* start Data lines *
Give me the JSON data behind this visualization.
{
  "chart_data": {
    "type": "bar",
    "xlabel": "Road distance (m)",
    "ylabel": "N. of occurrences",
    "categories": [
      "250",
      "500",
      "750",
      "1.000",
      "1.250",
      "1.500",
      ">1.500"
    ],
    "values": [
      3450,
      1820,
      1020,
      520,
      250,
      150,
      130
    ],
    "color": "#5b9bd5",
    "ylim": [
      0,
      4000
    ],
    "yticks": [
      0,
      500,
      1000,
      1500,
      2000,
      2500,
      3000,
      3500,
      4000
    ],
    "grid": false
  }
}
* end Data lines *
▸ Task instructions
Output the records verbatim, from the first line to the last.

▸ Result of this task
Give me the JSON data behind this visualization.
{
  "chart_data": {
    "type": "bar",
    "xlabel": "Road distance (m)",
    "ylabel": "N. of occurrences",
    "categories": [
      "250",
      "500",
      "750",
      "1.000",
      "1.250",
      "1.500",
      ">1.500"
    ],
    "values": [
      3450,
      1820,
      1020,
      520,
      250,
      150,
      130
    ],
    "color": "#5b9bd5",
    "ylim": [
      0,
      4000
    ],
    "yticks": [
      0,
      500,
      1000,
      1500,
      2000,
      2500,
      3000,
      3500,
      4000
    ],
    "grid": false
  }
}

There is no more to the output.